┌──

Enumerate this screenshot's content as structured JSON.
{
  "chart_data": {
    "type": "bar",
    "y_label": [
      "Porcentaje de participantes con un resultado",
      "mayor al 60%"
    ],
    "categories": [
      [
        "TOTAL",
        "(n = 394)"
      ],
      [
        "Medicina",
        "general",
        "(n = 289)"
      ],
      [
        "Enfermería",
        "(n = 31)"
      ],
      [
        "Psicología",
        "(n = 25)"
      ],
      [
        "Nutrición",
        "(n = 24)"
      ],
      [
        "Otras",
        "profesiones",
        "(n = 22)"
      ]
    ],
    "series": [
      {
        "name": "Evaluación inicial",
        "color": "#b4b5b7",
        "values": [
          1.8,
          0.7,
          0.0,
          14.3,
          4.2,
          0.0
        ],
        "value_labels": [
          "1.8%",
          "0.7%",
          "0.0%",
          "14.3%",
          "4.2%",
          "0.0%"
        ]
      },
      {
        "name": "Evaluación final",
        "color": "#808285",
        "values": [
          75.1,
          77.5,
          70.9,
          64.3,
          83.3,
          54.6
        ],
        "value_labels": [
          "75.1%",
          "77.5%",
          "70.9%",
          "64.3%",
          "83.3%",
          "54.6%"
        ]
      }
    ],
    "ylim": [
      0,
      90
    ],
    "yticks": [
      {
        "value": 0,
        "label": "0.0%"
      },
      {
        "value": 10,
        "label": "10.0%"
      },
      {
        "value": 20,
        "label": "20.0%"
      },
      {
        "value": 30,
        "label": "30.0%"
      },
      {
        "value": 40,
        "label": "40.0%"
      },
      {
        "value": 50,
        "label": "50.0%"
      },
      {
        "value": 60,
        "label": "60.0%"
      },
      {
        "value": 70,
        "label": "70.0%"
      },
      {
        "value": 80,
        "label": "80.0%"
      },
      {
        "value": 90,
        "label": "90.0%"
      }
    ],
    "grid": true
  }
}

└──

Write out the entries above word for word.

Enumerate this screenshot's content as structured JSON.
{
  "chart_data": {
    "type": "bar",
    "y_label": [
      "Porcentaje de participantes con un resultado",
      "mayor al 60%"
    ],
    "categories": [
      [
        "TOTAL",
        "(n = 394)"
      ],
      [
        "Medicina",
        "general",
        "(n = 289)"
      ],
      [
        "Enfermería",
        "(n = 31)"
      ],
      [
        "Psicología",
        "(n = 25)"
      ],
      [
        "Nutrición",
        "(n = 24)"
      ],
      [
        "Otras",
        "profesiones",
        "(n = 22)"
      ]
    ],
    "series": [
      {
        "name": "Evaluación inicial",
        "color": "#b4b5b7",
        "values": [
          1.8,
          0.7,
          0.0,
          14.3,
          4.2,
          0.0
        ],
        "value_labels": [
          "1.8%",
          "0.7%",
          "0.0%",
          "14.3%",
          "4.2%",
          "0.0%"
        ]
      },
      {
        "name": "Evaluación final",
        "color": "#808285",
        "values": [
          75.1,
          77.5,
          70.9,
          64.3,
          83.3,
          54.6
        ],
        "value_labels": [
          "75.1%",
          "77.5%",
          "70.9%",
          "64.3%",
          "83.3%",
          "54.6%"
        ]
      }
    ],
    "ylim": [
      0,
      90
    ],
    "yticks": [
      {
        "value": 0,
        "label": "0.0%"
      },
      {
        "value": 10,
        "label": "10.0%"
      },
      {
        "value": 20,
        "label": "20.0%"
      },
      {
        "value": 30,
        "label": "30.0%"
      },
      {
        "value": 40,
        "label": "40.0%"
      },
      {
        "value": 50,
        "label": "50.0%"
      },
      {
        "value": 60,
        "label": "60.0%"
      },
      {
        "value": 70,
        "label": "70.0%"
      },
      {
        "value": 80,
        "label": "80.0%"
      },
      {
        "value": 90,
        "label": "90.0%"
      }
    ],
    "grid": true
  }
}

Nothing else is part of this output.